== Exercise objective ==
Skip the images and copy each record exactly as written.

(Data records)
* * * * * * *

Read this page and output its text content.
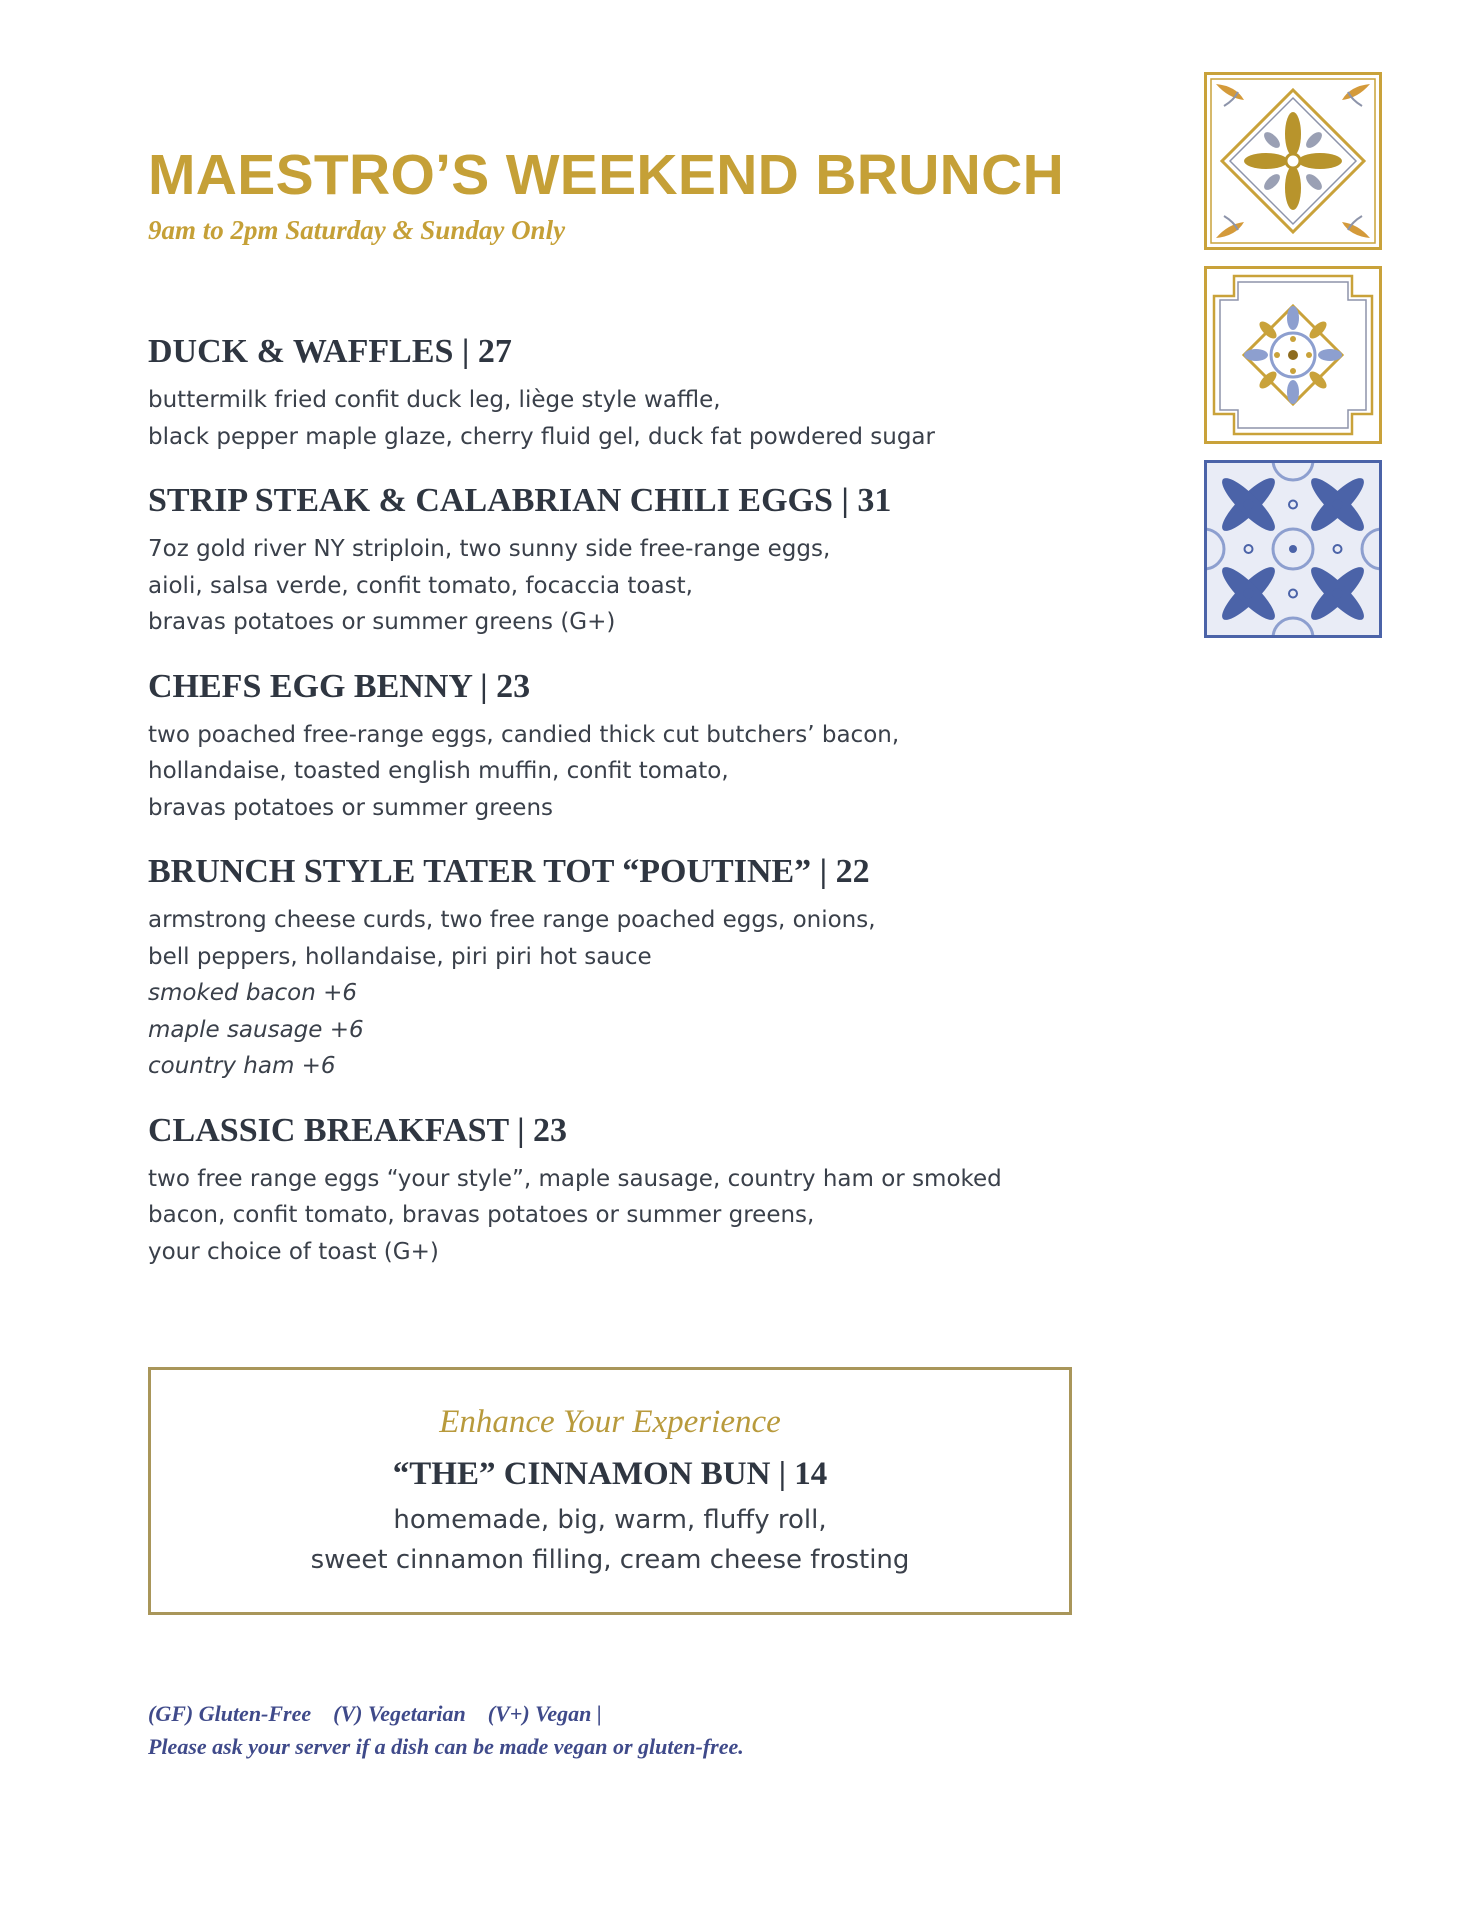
MAESTRO’S WEEKEND BRUNCH
9am to 2pm Saturday & Sunday Only
DUCK & WAFFLES | 27
buttermilk fried confit duck leg, liège style waffle,
black pepper maple glaze, cherry fluid gel, duck fat powdered sugar
STRIP STEAK & CALABRIAN CHILI EGGS | 31
7oz gold river NY striploin, two sunny side free-range eggs,
aioli, salsa verde, confit tomato, focaccia toast,
bravas potatoes or summer greens (G+)
CHEFS EGG BENNY | 23
two poached free-range eggs, candied thick cut butchers’ bacon,
hollandaise, toasted english muffin, confit tomato,
bravas potatoes or summer greens
BRUNCH STYLE TATER TOT “POUTINE” | 22
armstrong cheese curds, two free range poached eggs, onions,
bell peppers, hollandaise, piri piri hot sauce
smoked bacon +6
maple sausage +6
country ham +6
CLASSIC BREAKFAST | 23
two free range eggs “your style”, maple sausage, country ham or smoked
bacon, confit tomato, bravas potatoes or summer greens,
your choice of toast (G+)
Enhance Your Experience
“THE” CINNAMON BUN | 14
homemade, big, warm, fluffy roll,
sweet cinnamon filling, cream cheese frosting
(GF) Gluten-Free (V) Vegetarian (V+) Vegan |
Please ask your server if a dish can be made vegan or gluten-free.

* * * * * * *

== Solution ==
Read this page and output its text content.
MAESTRO’S WEEKEND BRUNCH
9am to 2pm Saturday & Sunday Only
DUCK & WAFFLES | 27
buttermilk fried confit duck leg, liège style waffle,
black pepper maple glaze, cherry fluid gel, duck fat powdered sugar
STRIP STEAK & CALABRIAN CHILI EGGS | 31
7oz gold river NY striploin, two sunny side free-range eggs,
aioli, salsa verde, confit tomato, focaccia toast,
bravas potatoes or summer greens (G+)
CHEFS EGG BENNY | 23
two poached free-range eggs, candied thick cut butchers’ bacon,
hollandaise, toasted english muffin, confit tomato,
bravas potatoes or summer greens
BRUNCH STYLE TATER TOT “POUTINE” | 22
armstrong cheese curds, two free range poached eggs, onions,
bell peppers, hollandaise, piri piri hot sauce
smoked bacon +6
maple sausage +6
country ham +6
CLASSIC BREAKFAST | 23
two free range eggs “your style”, maple sausage, country ham or smoked
bacon, confit tomato, bravas potatoes or summer greens,
your choice of toast (G+)
Enhance Your Experience
“THE” CINNAMON BUN | 14
homemade, big, warm, fluffy roll,
sweet cinnamon filling, cream cheese frosting
(GF) Gluten-Free (V) Vegetarian (V+) Vegan |
Please ask your server if a dish can be made vegan or gluten-free.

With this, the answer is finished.